_Directive_
Copy every line of the listing exactly.

-- START Material supplied --

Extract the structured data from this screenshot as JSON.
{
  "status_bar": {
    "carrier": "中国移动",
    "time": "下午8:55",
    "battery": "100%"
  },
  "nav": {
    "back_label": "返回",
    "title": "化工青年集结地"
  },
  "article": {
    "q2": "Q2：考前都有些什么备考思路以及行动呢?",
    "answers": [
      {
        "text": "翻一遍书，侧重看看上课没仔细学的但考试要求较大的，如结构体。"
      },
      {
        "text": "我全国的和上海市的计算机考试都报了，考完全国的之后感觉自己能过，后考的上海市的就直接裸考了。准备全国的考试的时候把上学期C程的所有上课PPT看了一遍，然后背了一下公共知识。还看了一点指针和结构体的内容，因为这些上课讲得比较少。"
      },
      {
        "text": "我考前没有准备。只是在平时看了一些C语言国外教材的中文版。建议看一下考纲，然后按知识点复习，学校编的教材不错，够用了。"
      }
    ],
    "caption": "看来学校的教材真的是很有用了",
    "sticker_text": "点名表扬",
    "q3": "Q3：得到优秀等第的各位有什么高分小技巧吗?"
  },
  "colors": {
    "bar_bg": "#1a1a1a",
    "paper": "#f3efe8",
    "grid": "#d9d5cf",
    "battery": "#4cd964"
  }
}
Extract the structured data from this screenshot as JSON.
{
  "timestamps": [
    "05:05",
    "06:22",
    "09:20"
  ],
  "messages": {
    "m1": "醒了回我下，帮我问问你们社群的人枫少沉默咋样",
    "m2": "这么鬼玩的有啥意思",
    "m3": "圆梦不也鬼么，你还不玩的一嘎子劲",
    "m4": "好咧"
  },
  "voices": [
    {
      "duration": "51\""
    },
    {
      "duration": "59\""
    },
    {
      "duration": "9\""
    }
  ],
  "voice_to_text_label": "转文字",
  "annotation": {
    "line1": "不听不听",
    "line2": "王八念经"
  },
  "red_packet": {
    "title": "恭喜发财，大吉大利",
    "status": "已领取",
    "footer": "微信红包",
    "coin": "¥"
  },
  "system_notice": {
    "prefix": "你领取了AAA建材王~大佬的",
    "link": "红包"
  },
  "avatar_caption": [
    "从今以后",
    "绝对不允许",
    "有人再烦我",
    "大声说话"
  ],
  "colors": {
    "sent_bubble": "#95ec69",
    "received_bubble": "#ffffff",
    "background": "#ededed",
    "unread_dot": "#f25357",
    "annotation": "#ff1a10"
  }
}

-- END Material supplied --

_Exercise response_
Extract the structured data from this screenshot as JSON.
{
  "status_bar": {
    "carrier": "中国移动",
    "time": "下午8:55",
    "battery": "100%"
  },
  "nav": {
    "back_label": "返回",
    "title": "化工青年集结地"
  },
  "article": {
    "q2": "Q2：考前都有些什么备考思路以及行动呢?",
    "answers": [
      {
        "text": "翻一遍书，侧重看看上课没仔细学的但考试要求较大的，如结构体。"
      },
      {
        "text": "我全国的和上海市的计算机考试都报了，考完全国的之后感觉自己能过，后考的上海市的就直接裸考了。准备全国的考试的时候把上学期C程的所有上课PPT看了一遍，然后背了一下公共知识。还看了一点指针和结构体的内容，因为这些上课讲得比较少。"
      },
      {
        "text": "我考前没有准备。只是在平时看了一些C语言国外教材的中文版。建议看一下考纲，然后按知识点复习，学校编的教材不错，够用了。"
      }
    ],
    "caption": "看来学校的教材真的是很有用了",
    "sticker_text": "点名表扬",
    "q3": "Q3：得到优秀等第的各位有什么高分小技巧吗?"
  },
  "colors": {
    "bar_bg": "#1a1a1a",
    "paper": "#f3efe8",
    "grid": "#d9d5cf",
    "battery": "#4cd964"
  }
}
Extract the structured data from this screenshot as JSON.
{
  "timestamps": [
    "05:05",
    "06:22",
    "09:20"
  ],
  "messages": {
    "m1": "醒了回我下，帮我问问你们社群的人枫少沉默咋样",
    "m2": "这么鬼玩的有啥意思",
    "m3": "圆梦不也鬼么，你还不玩的一嘎子劲",
    "m4": "好咧"
  },
  "voices": [
    {
      "duration": "51\""
    },
    {
      "duration": "59\""
    },
    {
      "duration": "9\""
    }
  ],
  "voice_to_text_label": "转文字",
  "annotation": {
    "line1": "不听不听",
    "line2": "王八念经"
  },
  "red_packet": {
    "title": "恭喜发财，大吉大利",
    "status": "已领取",
    "footer": "微信红包",
    "coin": "¥"
  },
  "system_notice": {
    "prefix": "你领取了AAA建材王~大佬的",
    "link": "红包"
  },
  "avatar_caption": [
    "从今以后",
    "绝对不允许",
    "有人再烦我",
    "大声说话"
  ],
  "colors": {
    "sent_bubble": "#95ec69",
    "received_bubble": "#ffffff",
    "background": "#ededed",
    "unread_dot": "#f25357",
    "annotation": "#ff1a10"
  }
}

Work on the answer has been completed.